▶ **Brief**
Reproduce all the lines exactly as they stand, apart from the pictures.

▶ **Recorded information**

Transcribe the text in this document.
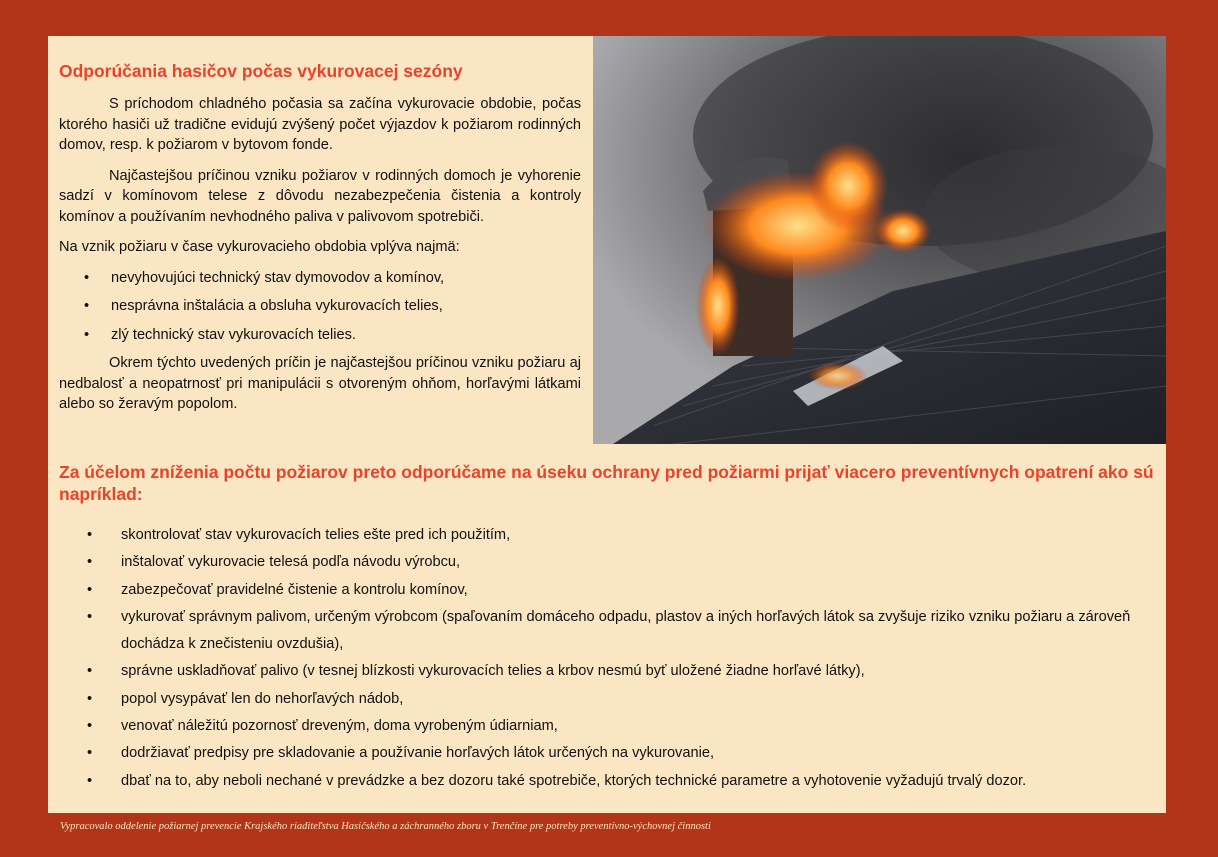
Odporúčania hasičov počas vykurovacej sezóny

S príchodom chladného počasia sa začína vykurovacie obdobie, počas ktorého hasiči už tradične evidujú zvýšený počet výjazdov k požiarom rodinných domov, resp. k požiarom v bytovom fonde.

Najčastejšou príčinou vzniku požiarov v rodinných domoch je vyhorenie sadzí v komínovom telese z dôvodu nezabezpečenia čistenia a kontroly komínov a používaním nevhodného paliva v palivovom spotrebiči.

Na vznik požiaru v čase vykurovacieho obdobia vplýva najmä:

• nevyhovujúci technický stav dymovodov a komínov,
• nesprávna inštalácia a obsluha vykurovacích telies,
• zlý technický stav vykurovacích telies.

Okrem týchto uvedených príčin je najčastejšou príčinou vzniku požiaru aj nedbalosť a neopatrnosť pri manipulácii s otvoreným ohňom, horľavými látkami alebo so žeravým popolom.

Za účelom zníženia počtu požiarov preto odporúčame na úseku ochrany pred požiarmi prijať viacero preventívnych opatrení ako sú napríklad:
• skontrolovať stav vykurovacích telies ešte pred ich použitím,
• inštalovať vykurovacie telesá podľa návodu výrobcu,
• zabezpečovať pravidelné čistenie a kontrolu komínov,
• vykurovať správnym palivom, určeným výrobcom (spaľovaním domáceho odpadu, plastov a iných horľavých látok sa zvyšuje riziko vzniku požiaru a zároveň dochádza k znečisteniu ovzdušia),
• správne uskladňovať palivo (v tesnej blízkosti vykurovacích telies a krbov nesmú byť uložené žiadne horľavé látky),
• popol vysypávať len do nehorľavých nádob,
• venovať náležitú pozornosť dreveným, doma vyrobeným údiarniam,
• dodržiavať predpisy pre skladovanie a používanie horľavých látok určených na vykurovanie,
• dbať na to, aby neboli nechané v prevádzke a bez dozoru také spotrebiče, ktorých technické parametre a vyhotovenie vyžadujú trvalý dozor.
Vypracovalo oddelenie požiarnej prevencie Krajského riaditeľstva Hasičského a záchranného zboru v Trenčíne pre potreby preventívno-výchovnej činnosti
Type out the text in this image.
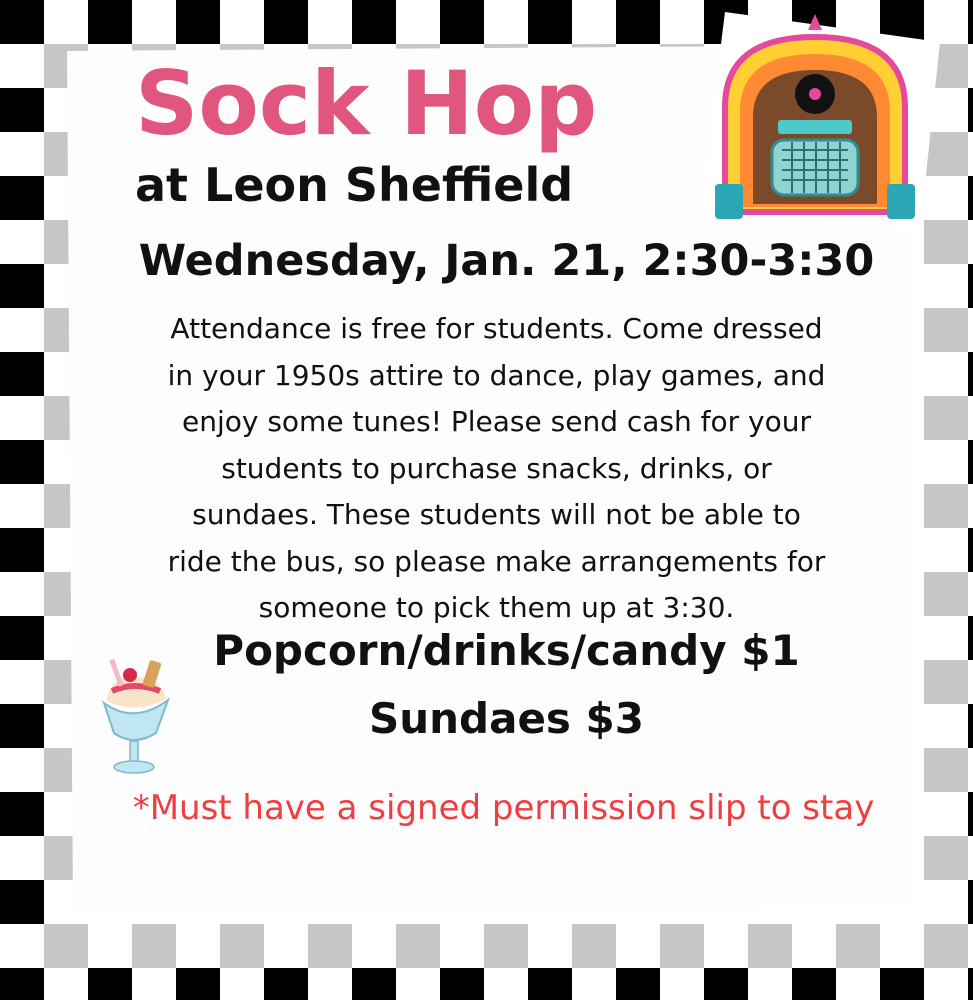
Sock Hop
at Leon Sheffield
Wednesday, Jan. 21, 2:30-3:30
Attendance is free for students. Come dressed
in your 1950s attire to dance, play games, and
enjoy some tunes! Please send cash for your
students to purchase snacks, drinks, or
sundaes. These students will not be able to
ride the bus, so please make arrangements for
someone to pick them up at 3:30.
Popcorn/drinks/candy $1
Sundaes $3
*Must have a signed permission slip to stay
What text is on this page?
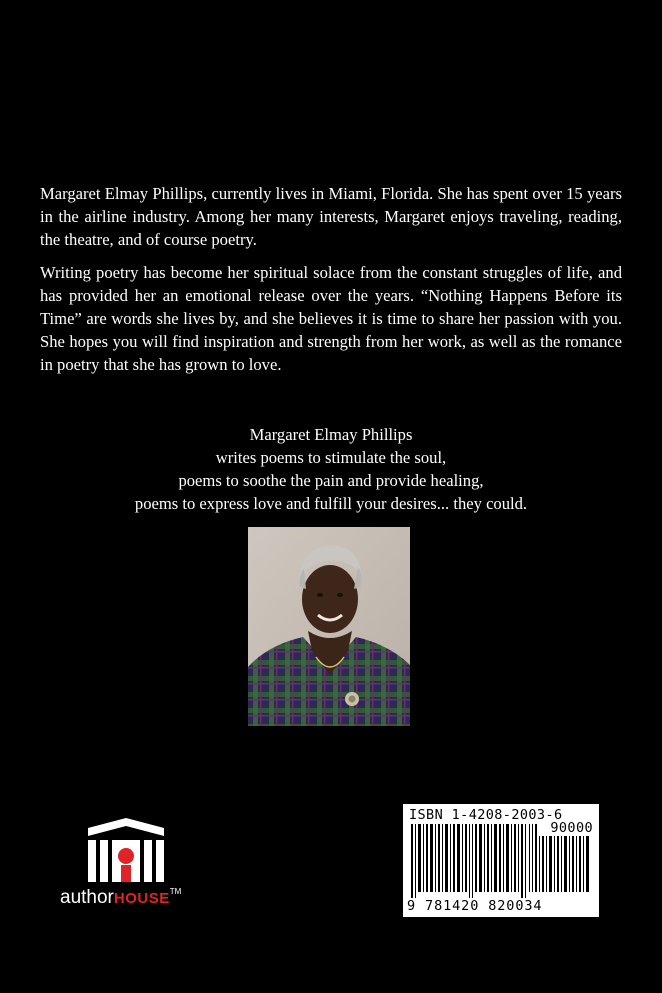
Margaret Elmay Phillips, currently lives in Miami, Florida. She has spent over 15 years in the airline industry. Among her many interests, Margaret enjoys traveling, reading, the theatre, and of course poetry.

Writing poetry has become her spiritual solace from the constant struggles of life, and has provided her an emotional release over the years. “Nothing Happens Before its Time” are words she lives by, and she believes it is time to share her passion with you. She hopes you will find inspiration and strength from her work, as well as the romance in poetry that she has grown to love.

Margaret Elmay Phillips
writes poems to stimulate the soul,
poems to soothe the pain and provide healing,
poems to express love and fulfill your desires... they could.
authorHOUSE™
ISBN 1-4208-2003-6
90000
9 781420 820034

▶ **The solution**
Transcribe the text in this document.
Odporúčania hasičov počas vykurovacej sezóny

S príchodom chladného počasia sa začína vykurovacie obdobie, počas ktorého hasiči už tradične evidujú zvýšený počet výjazdov k požiarom rodinných domov, resp. k požiarom v bytovom fonde.

Najčastejšou príčinou vzniku požiarov v rodinných domoch je vyhorenie sadzí v komínovom telese z dôvodu nezabezpečenia čistenia a kontroly komínov a používaním nevhodného paliva v palivovom spotrebiči.

Na vznik požiaru v čase vykurovacieho obdobia vplýva najmä:

• nevyhovujúci technický stav dymovodov a komínov,
• nesprávna inštalácia a obsluha vykurovacích telies,
• zlý technický stav vykurovacích telies.

Okrem týchto uvedených príčin je najčastejšou príčinou vzniku požiaru aj nedbalosť a neopatrnosť pri manipulácii s otvoreným ohňom, horľavými látkami alebo so žeravým popolom.

Za účelom zníženia počtu požiarov preto odporúčame na úseku ochrany pred požiarmi prijať viacero preventívnych opatrení ako sú napríklad:
• skontrolovať stav vykurovacích telies ešte pred ich použitím,
• inštalovať vykurovacie telesá podľa návodu výrobcu,
• zabezpečovať pravidelné čistenie a kontrolu komínov,
• vykurovať správnym palivom, určeným výrobcom (spaľovaním domáceho odpadu, plastov a iných horľavých látok sa zvyšuje riziko vzniku požiaru a zároveň dochádza k znečisteniu ovzdušia),
• správne uskladňovať palivo (v tesnej blízkosti vykurovacích telies a krbov nesmú byť uložené žiadne horľavé látky),
• popol vysypávať len do nehorľavých nádob,
• venovať náležitú pozornosť dreveným, doma vyrobeným údiarniam,
• dodržiavať predpisy pre skladovanie a používanie horľavých látok určených na vykurovanie,
• dbať na to, aby neboli nechané v prevádzke a bez dozoru také spotrebiče, ktorých technické parametre a vyhotovenie vyžadujú trvalý dozor.
Vypracovalo oddelenie požiarnej prevencie Krajského riaditeľstva Hasičského a záchranného zboru v Trenčíne pre potreby preventívno-výchovnej činnosti
Type out the text in this image.
Sock Hop
at Leon Sheffield
Wednesday, Jan. 21, 2:30-3:30
Attendance is free for students. Come dressed
in your 1950s attire to dance, play games, and
enjoy some tunes! Please send cash for your
students to purchase snacks, drinks, or
sundaes. These students will not be able to
ride the bus, so please make arrangements for
someone to pick them up at 3:30.
Popcorn/drinks/candy $1
Sundaes $3
*Must have a signed permission slip to stay
What text is on this page?
Margaret Elmay Phillips, currently lives in Miami, Florida. She has spent over 15 years in the airline industry. Among her many interests, Margaret enjoys traveling, reading, the theatre, and of course poetry.

Writing poetry has become her spiritual solace from the constant struggles of life, and has provided her an emotional release over the years. “Nothing Happens Before its Time” are words she lives by, and she believes it is time to share her passion with you. She hopes you will find inspiration and strength from her work, as well as the romance in poetry that she has grown to love.

Margaret Elmay Phillips
writes poems to stimulate the soul,
poems to soothe the pain and provide healing,
poems to express love and fulfill your desires... they could.
authorHOUSE™
ISBN 1-4208-2003-6
90000
9 781420 820034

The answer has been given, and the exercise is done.